REQUIRED TASK - Print out each entry below exactly, please.

(Extracts from a graphics dataset)
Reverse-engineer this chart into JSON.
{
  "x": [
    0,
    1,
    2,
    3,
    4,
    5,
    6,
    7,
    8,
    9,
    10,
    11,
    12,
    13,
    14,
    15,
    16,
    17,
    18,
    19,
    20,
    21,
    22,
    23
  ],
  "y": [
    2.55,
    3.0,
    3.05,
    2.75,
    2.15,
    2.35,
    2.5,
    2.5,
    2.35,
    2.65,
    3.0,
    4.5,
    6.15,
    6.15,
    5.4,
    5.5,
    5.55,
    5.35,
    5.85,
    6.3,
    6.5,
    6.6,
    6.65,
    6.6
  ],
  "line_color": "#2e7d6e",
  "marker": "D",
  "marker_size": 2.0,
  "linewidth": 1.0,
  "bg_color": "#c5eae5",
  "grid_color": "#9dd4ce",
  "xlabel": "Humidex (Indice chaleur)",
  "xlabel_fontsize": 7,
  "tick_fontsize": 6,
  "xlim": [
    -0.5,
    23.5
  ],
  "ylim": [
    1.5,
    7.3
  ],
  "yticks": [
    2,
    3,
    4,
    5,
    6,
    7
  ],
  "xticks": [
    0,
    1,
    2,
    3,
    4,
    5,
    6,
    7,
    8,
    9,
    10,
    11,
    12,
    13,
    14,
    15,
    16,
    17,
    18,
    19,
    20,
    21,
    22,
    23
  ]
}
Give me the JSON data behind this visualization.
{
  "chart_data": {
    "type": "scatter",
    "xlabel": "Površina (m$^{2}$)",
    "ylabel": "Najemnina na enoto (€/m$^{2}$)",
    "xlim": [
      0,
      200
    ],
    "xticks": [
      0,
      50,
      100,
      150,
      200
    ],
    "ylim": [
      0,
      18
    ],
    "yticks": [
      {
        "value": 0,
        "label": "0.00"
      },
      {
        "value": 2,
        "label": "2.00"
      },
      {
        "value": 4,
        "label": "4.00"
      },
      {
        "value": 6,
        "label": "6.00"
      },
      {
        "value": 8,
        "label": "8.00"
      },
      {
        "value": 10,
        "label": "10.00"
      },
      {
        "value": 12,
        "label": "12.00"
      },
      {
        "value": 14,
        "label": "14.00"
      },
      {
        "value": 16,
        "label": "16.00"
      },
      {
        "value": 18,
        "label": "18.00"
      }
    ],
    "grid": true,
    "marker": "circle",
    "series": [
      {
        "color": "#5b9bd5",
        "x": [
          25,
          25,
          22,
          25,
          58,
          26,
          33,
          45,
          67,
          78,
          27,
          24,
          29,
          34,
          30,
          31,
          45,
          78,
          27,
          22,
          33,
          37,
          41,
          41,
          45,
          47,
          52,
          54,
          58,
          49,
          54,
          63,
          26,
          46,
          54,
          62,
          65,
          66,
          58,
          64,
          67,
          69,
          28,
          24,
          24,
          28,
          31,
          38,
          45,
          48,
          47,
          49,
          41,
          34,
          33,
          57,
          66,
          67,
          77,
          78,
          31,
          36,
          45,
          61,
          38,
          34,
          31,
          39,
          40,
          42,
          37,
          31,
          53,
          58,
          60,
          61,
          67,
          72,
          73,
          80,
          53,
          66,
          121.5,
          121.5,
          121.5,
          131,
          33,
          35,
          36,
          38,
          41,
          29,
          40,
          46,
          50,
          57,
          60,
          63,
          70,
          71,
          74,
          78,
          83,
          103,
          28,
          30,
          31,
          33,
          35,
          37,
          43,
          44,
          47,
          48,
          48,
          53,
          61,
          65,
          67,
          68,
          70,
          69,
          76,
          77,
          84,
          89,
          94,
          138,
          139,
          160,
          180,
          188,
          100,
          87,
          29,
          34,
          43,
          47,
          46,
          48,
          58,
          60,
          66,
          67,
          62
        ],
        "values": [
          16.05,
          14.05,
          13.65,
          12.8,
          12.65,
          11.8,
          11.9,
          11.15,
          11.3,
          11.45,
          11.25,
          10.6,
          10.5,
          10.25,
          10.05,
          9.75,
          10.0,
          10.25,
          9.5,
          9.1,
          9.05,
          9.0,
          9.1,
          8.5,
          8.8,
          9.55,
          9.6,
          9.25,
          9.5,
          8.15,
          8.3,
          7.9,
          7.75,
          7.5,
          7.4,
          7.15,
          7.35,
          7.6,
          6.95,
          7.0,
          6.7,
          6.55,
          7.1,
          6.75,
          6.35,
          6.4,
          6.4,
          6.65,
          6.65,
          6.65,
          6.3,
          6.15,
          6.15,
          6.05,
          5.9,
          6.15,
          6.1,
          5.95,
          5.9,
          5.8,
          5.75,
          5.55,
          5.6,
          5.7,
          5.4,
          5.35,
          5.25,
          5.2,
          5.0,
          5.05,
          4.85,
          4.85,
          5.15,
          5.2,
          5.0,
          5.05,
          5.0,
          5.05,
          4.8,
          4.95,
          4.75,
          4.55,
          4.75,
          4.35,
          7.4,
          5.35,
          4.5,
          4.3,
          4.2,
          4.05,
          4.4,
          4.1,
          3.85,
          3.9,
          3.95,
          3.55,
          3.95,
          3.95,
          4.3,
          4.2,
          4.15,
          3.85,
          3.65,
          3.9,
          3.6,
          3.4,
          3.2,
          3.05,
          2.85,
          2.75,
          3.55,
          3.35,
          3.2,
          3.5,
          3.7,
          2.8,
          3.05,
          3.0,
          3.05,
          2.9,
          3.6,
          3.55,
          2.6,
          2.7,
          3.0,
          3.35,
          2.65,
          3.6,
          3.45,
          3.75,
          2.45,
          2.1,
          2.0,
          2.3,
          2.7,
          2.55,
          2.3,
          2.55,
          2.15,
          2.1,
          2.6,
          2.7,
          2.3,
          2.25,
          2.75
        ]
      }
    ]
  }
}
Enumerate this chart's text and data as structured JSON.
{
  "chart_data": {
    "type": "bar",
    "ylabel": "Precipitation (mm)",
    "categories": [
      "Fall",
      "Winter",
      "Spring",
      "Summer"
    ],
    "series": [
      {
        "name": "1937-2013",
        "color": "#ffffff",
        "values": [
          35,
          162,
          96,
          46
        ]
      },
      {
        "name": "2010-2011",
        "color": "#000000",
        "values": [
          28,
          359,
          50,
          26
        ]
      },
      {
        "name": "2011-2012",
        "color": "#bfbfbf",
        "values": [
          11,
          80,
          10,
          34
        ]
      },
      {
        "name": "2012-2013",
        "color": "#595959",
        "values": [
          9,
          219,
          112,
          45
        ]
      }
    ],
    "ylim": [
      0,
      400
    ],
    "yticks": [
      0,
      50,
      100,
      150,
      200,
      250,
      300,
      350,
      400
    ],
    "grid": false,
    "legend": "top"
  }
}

EXPECTED ANSWER -
Reverse-engineer this chart into JSON.
{
  "x": [
    0,
    1,
    2,
    3,
    4,
    5,
    6,
    7,
    8,
    9,
    10,
    11,
    12,
    13,
    14,
    15,
    16,
    17,
    18,
    19,
    20,
    21,
    22,
    23
  ],
  "y": [
    2.55,
    3.0,
    3.05,
    2.75,
    2.15,
    2.35,
    2.5,
    2.5,
    2.35,
    2.65,
    3.0,
    4.5,
    6.15,
    6.15,
    5.4,
    5.5,
    5.55,
    5.35,
    5.85,
    6.3,
    6.5,
    6.6,
    6.65,
    6.6
  ],
  "line_color": "#2e7d6e",
  "marker": "D",
  "marker_size": 2.0,
  "linewidth": 1.0,
  "bg_color": "#c5eae5",
  "grid_color": "#9dd4ce",
  "xlabel": "Humidex (Indice chaleur)",
  "xlabel_fontsize": 7,
  "tick_fontsize": 6,
  "xlim": [
    -0.5,
    23.5
  ],
  "ylim": [
    1.5,
    7.3
  ],
  "yticks": [
    2,
    3,
    4,
    5,
    6,
    7
  ],
  "xticks": [
    0,
    1,
    2,
    3,
    4,
    5,
    6,
    7,
    8,
    9,
    10,
    11,
    12,
    13,
    14,
    15,
    16,
    17,
    18,
    19,
    20,
    21,
    22,
    23
  ]
}
Give me the JSON data behind this visualization.
{
  "chart_data": {
    "type": "scatter",
    "xlabel": "Površina (m$^{2}$)",
    "ylabel": "Najemnina na enoto (€/m$^{2}$)",
    "xlim": [
      0,
      200
    ],
    "xticks": [
      0,
      50,
      100,
      150,
      200
    ],
    "ylim": [
      0,
      18
    ],
    "yticks": [
      {
        "value": 0,
        "label": "0.00"
      },
      {
        "value": 2,
        "label": "2.00"
      },
      {
        "value": 4,
        "label": "4.00"
      },
      {
        "value": 6,
        "label": "6.00"
      },
      {
        "value": 8,
        "label": "8.00"
      },
      {
        "value": 10,
        "label": "10.00"
      },
      {
        "value": 12,
        "label": "12.00"
      },
      {
        "value": 14,
        "label": "14.00"
      },
      {
        "value": 16,
        "label": "16.00"
      },
      {
        "value": 18,
        "label": "18.00"
      }
    ],
    "grid": true,
    "marker": "circle",
    "series": [
      {
        "color": "#5b9bd5",
        "x": [
          25,
          25,
          22,
          25,
          58,
          26,
          33,
          45,
          67,
          78,
          27,
          24,
          29,
          34,
          30,
          31,
          45,
          78,
          27,
          22,
          33,
          37,
          41,
          41,
          45,
          47,
          52,
          54,
          58,
          49,
          54,
          63,
          26,
          46,
          54,
          62,
          65,
          66,
          58,
          64,
          67,
          69,
          28,
          24,
          24,
          28,
          31,
          38,
          45,
          48,
          47,
          49,
          41,
          34,
          33,
          57,
          66,
          67,
          77,
          78,
          31,
          36,
          45,
          61,
          38,
          34,
          31,
          39,
          40,
          42,
          37,
          31,
          53,
          58,
          60,
          61,
          67,
          72,
          73,
          80,
          53,
          66,
          121.5,
          121.5,
          121.5,
          131,
          33,
          35,
          36,
          38,
          41,
          29,
          40,
          46,
          50,
          57,
          60,
          63,
          70,
          71,
          74,
          78,
          83,
          103,
          28,
          30,
          31,
          33,
          35,
          37,
          43,
          44,
          47,
          48,
          48,
          53,
          61,
          65,
          67,
          68,
          70,
          69,
          76,
          77,
          84,
          89,
          94,
          138,
          139,
          160,
          180,
          188,
          100,
          87,
          29,
          34,
          43,
          47,
          46,
          48,
          58,
          60,
          66,
          67,
          62
        ],
        "values": [
          16.05,
          14.05,
          13.65,
          12.8,
          12.65,
          11.8,
          11.9,
          11.15,
          11.3,
          11.45,
          11.25,
          10.6,
          10.5,
          10.25,
          10.05,
          9.75,
          10.0,
          10.25,
          9.5,
          9.1,
          9.05,
          9.0,
          9.1,
          8.5,
          8.8,
          9.55,
          9.6,
          9.25,
          9.5,
          8.15,
          8.3,
          7.9,
          7.75,
          7.5,
          7.4,
          7.15,
          7.35,
          7.6,
          6.95,
          7.0,
          6.7,
          6.55,
          7.1,
          6.75,
          6.35,
          6.4,
          6.4,
          6.65,
          6.65,
          6.65,
          6.3,
          6.15,
          6.15,
          6.05,
          5.9,
          6.15,
          6.1,
          5.95,
          5.9,
          5.8,
          5.75,
          5.55,
          5.6,
          5.7,
          5.4,
          5.35,
          5.25,
          5.2,
          5.0,
          5.05,
          4.85,
          4.85,
          5.15,
          5.2,
          5.0,
          5.05,
          5.0,
          5.05,
          4.8,
          4.95,
          4.75,
          4.55,
          4.75,
          4.35,
          7.4,
          5.35,
          4.5,
          4.3,
          4.2,
          4.05,
          4.4,
          4.1,
          3.85,
          3.9,
          3.95,
          3.55,
          3.95,
          3.95,
          4.3,
          4.2,
          4.15,
          3.85,
          3.65,
          3.9,
          3.6,
          3.4,
          3.2,
          3.05,
          2.85,
          2.75,
          3.55,
          3.35,
          3.2,
          3.5,
          3.7,
          2.8,
          3.05,
          3.0,
          3.05,
          2.9,
          3.6,
          3.55,
          2.6,
          2.7,
          3.0,
          3.35,
          2.65,
          3.6,
          3.45,
          3.75,
          2.45,
          2.1,
          2.0,
          2.3,
          2.7,
          2.55,
          2.3,
          2.55,
          2.15,
          2.1,
          2.6,
          2.7,
          2.3,
          2.25,
          2.75
        ]
      }
    ]
  }
}
Enumerate this chart's text and data as structured JSON.
{
  "chart_data": {
    "type": "bar",
    "ylabel": "Precipitation (mm)",
    "categories": [
      "Fall",
      "Winter",
      "Spring",
      "Summer"
    ],
    "series": [
      {
        "name": "1937-2013",
        "color": "#ffffff",
        "values": [
          35,
          162,
          96,
          46
        ]
      },
      {
        "name": "2010-2011",
        "color": "#000000",
        "values": [
          28,
          359,
          50,
          26
        ]
      },
      {
        "name": "2011-2012",
        "color": "#bfbfbf",
        "values": [
          11,
          80,
          10,
          34
        ]
      },
      {
        "name": "2012-2013",
        "color": "#595959",
        "values": [
          9,
          219,
          112,
          45
        ]
      }
    ],
    "ylim": [
      0,
      400
    ],
    "yticks": [
      0,
      50,
      100,
      150,
      200,
      250,
      300,
      350,
      400
    ],
    "grid": false,
    "legend": "top"
  }
}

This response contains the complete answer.